> ФРАГМЕНТ ТЕКСТА:

Нечто подобное, по моему ощущению, случается в картине Саврасова «Грачи прилетели», в которой тоже как бы поворачивается зеркало. В картине нетрудно узнать разломленную дощечку: мир земной и мир небесный отражаются друг в друге, разделенные линией забора и рядом домишек. Точнее, мир над забором и домишками есть одновременно и тутошний мир неба и дали, и мир иной. Поворачивающееся зеркало. Разделяющая их на картине линия есть одновременно и соединяющий шов, что подчеркнуто числом домов (три) и треугольниками крыш. Кроме того, обе половинки как бы сшиты тремя березами на переднем плане, главная из которых отклонилась в сторону, чтобы не застить колокольню, чтобы продолжиться колокольней с тремя проемами и тремя гранями. Выше эта береза троится ветками; за каждой из которых виднеется один из куполов трехглавого храма. На березах и над березами – птицы – мифические проводники душ в инобытие. Здесь – лик Святой Троицы, и все подчинено этому, до самой маленькой проталинки. Причем ни грачи, ни дома, ни березы, ни забор, ни проталинка об этом и не подозревают. Вряд ли и сам Саврасов намеревался писать Троицу, вряд ли «подгонял» под это все детали. Но почему он написал именно этот вид, а не тот, что открылся бы ему, поверни он немного голову? Дело в том, что именно на этом участке пространства и в это мгновение он подспудно ощутил обращенный к нему лик. Именно здесь вдруг оказалс, по выражению Мирча Элиаде, «центр мира», прошла мировая ось (т. е. место входа на Небо и под Землю), здесь внезапно упразднилось обычное время, сменившись мифологическим временем обряда, здесь неожиданно возникло чувство реальности. Мирча Элиаде в книге «Миф о вечном возвращении» говорит:
«При комплексном рассмотрении поведения человека архаической стадии развития общества поражает следующий факт: дела людей, равно как и предметы окружающего их мира, не имеют собственной реальной значимости. Предмет или действие приобретают значимость и, следовательно, становятся реальными, потому что они тем или иным образом причастны к реальности трансцендентной (запредельной. – И. Ф.)».

> ИСХОДНЫЕ ДАННЫЕ:
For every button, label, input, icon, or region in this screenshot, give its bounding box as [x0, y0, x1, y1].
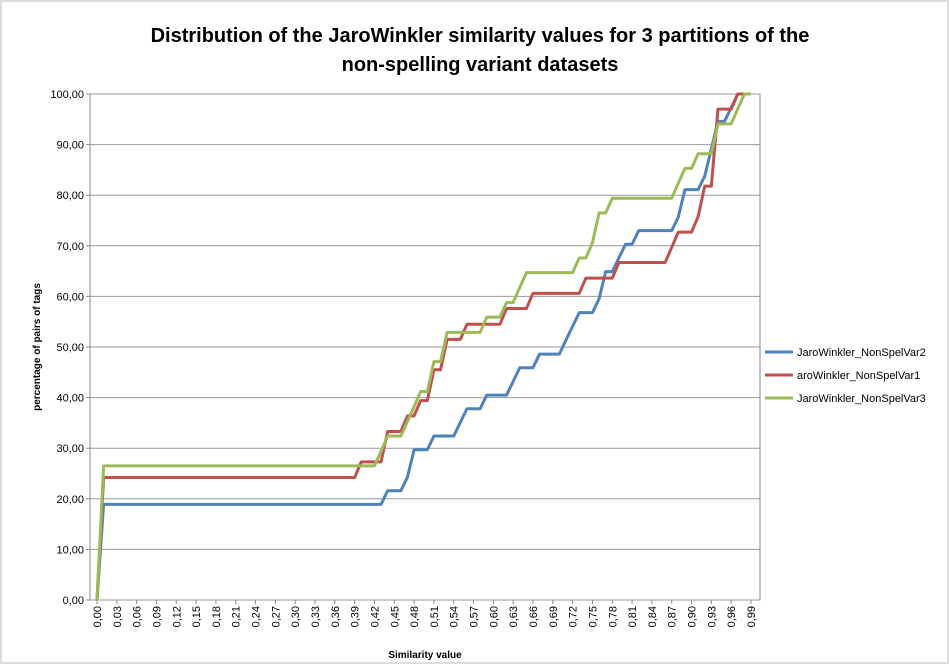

> ЗАДАНИЯ К ФРАГМЕНТУ:
a. Определите, согласуются ли с фрагментом о картине Саврасова следующие утверждения: (i) на картине изображено три дома; (ii) главная береза заслоняет колокольню; (iii) автор убежден, что Саврасов намеренно писал Троицу. Для каждого ответьте «да» или «нет» и приведите решающие слова фрагмента в точной цитате.
b. Ответьте на вопросы по фрагменту о картине Саврасова, сохраняя ту же нумерацию:
(i) Сколько берез стоит на переднем плане картины?
(ii) Как называется книга Мирча Элиаде, из которой приведена цитата?
(iii) Кем названы птицы на березах и над березами?
c. Продолжите фрагмент о картине Саврасова с того места, на котором он обрывается.

> ОТВЕТЫ НА ЗАДАНИЯ:
a.
(i) Да: «что подчеркнуто числом домов (три)».
(ii) Нет: «главная из которых отклонилась в сторону, чтобы не застить колокольню».
(iii) Нет: «Вряд ли и сам Саврасов намеревался писать Троицу».

b.
(i) Три березы.
(ii) «Миф о вечном возвращении».
(iii) Мифическими проводниками душ в инобытие.

c.
Подобное возвращение к реальности, к действительности происходит и с героем романа Марселя Пруста «Под сенью девушек в цвету»:
«Мы начали спускаться по дороге в Юдемениль; неожиданно на меня нахлынуло глубокое счастье, – таким счастливым я не часто бывал после отъезда из Комбре, – оно напоминало то, что я переживал, например, глядя на мартенвильские колокольни. Но теперь счастье было неполное. Я заметил невдалеке от ухабистой дороги, по которой мы ехали, три дерева, когда-то, должно быть, стоявшие в начале тенистой аллеи, – складывавшийся из них рисунок я уже где-то видел; я не мог вспомнить, из какого края были точно выхвачены деревья, но чувствовал, что край этот мне знаком; таким образом, мое сознание застряло между давно прошедшим годом и вот этой минутой, окрестности Бальбека дрогнули, и я задал себе вопрос: уж не греза ли вся наша сегодняшняя прогулка, не переносился ли я в Бальбек только воображением, не является ли маркиза де Вильпаризи героиней романа и не возвращают ли нас к действительности только вот эти три старых дерева, как возвращаешься к действительности, оторвавшись от книги, описывающей совсем иные места так ярко, что в конце концов нам кажется, будто мы действительно там поселились?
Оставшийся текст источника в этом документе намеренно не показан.